*Your goal*
Repeat the whole listing exactly as written.

-- Begin Information provided --

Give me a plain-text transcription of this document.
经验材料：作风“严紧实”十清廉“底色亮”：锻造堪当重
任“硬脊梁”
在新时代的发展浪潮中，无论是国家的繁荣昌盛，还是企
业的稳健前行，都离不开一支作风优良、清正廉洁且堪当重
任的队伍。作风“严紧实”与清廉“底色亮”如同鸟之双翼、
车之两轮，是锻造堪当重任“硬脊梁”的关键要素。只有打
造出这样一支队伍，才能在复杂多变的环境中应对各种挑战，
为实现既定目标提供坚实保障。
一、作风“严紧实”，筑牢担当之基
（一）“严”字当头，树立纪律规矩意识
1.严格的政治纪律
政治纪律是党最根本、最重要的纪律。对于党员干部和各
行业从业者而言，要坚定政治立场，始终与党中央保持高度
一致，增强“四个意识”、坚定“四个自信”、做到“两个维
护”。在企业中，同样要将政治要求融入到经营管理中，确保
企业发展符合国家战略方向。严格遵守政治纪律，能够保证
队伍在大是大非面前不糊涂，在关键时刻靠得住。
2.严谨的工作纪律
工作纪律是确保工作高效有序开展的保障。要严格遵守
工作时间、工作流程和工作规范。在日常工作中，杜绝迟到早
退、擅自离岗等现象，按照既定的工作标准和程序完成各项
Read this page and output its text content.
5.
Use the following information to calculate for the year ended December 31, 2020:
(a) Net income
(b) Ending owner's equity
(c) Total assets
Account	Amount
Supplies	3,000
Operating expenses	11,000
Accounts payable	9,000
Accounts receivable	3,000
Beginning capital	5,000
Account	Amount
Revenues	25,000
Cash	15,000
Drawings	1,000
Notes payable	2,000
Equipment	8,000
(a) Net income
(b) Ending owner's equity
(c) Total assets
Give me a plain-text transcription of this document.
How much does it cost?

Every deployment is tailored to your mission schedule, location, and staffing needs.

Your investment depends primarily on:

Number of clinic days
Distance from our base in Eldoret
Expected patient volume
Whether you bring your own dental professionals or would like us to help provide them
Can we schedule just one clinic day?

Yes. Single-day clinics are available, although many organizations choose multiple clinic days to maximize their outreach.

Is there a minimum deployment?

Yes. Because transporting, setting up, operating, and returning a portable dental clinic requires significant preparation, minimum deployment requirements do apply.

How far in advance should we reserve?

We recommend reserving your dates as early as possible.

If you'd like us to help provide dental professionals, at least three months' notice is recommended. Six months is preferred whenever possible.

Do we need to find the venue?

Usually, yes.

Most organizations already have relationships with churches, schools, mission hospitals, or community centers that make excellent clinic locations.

-- End Information provided --

*Answer*
Give me a plain-text transcription of this document.
经验材料：作风“严紧实”十清廉“底色亮”：锻造堪当重
任“硬脊梁”
在新时代的发展浪潮中，无论是国家的繁荣昌盛，还是企
业的稳健前行，都离不开一支作风优良、清正廉洁且堪当重
任的队伍。作风“严紧实”与清廉“底色亮”如同鸟之双翼、
车之两轮，是锻造堪当重任“硬脊梁”的关键要素。只有打
造出这样一支队伍，才能在复杂多变的环境中应对各种挑战，
为实现既定目标提供坚实保障。
一、作风“严紧实”，筑牢担当之基
（一）“严”字当头，树立纪律规矩意识
1.严格的政治纪律
政治纪律是党最根本、最重要的纪律。对于党员干部和各
行业从业者而言，要坚定政治立场，始终与党中央保持高度
一致，增强“四个意识”、坚定“四个自信”、做到“两个维
护”。在企业中，同样要将政治要求融入到经营管理中，确保
企业发展符合国家战略方向。严格遵守政治纪律，能够保证
队伍在大是大非面前不糊涂，在关键时刻靠得住。
2.严谨的工作纪律
工作纪律是确保工作高效有序开展的保障。要严格遵守
工作时间、工作流程和工作规范。在日常工作中，杜绝迟到早
退、擅自离岗等现象，按照既定的工作标准和程序完成各项
Read this page and output its text content.
5.
Use the following information to calculate for the year ended December 31, 2020:
(a) Net income
(b) Ending owner's equity
(c) Total assets
Account	Amount
Supplies	3,000
Operating expenses	11,000
Accounts payable	9,000
Accounts receivable	3,000
Beginning capital	5,000
Account	Amount
Revenues	25,000
Cash	15,000
Drawings	1,000
Notes payable	2,000
Equipment	8,000
(a) Net income
(b) Ending owner's equity
(c) Total assets
Give me a plain-text transcription of this document.
How much does it cost?

Every deployment is tailored to your mission schedule, location, and staffing needs.

Your investment depends primarily on:

Number of clinic days
Distance from our base in Eldoret
Expected patient volume
Whether you bring your own dental professionals or would like us to help provide them
Can we schedule just one clinic day?

Yes. Single-day clinics are available, although many organizations choose multiple clinic days to maximize their outreach.

Is there a minimum deployment?

Yes. Because transporting, setting up, operating, and returning a portable dental clinic requires significant preparation, minimum deployment requirements do apply.

How far in advance should we reserve?

We recommend reserving your dates as early as possible.

If you'd like us to help provide dental professionals, at least three months' notice is recommended. Six months is preferred whenever possible.

Do we need to find the venue?

Usually, yes.

Most organizations already have relationships with churches, schools, mission hospitals, or community centers that make excellent clinic locations.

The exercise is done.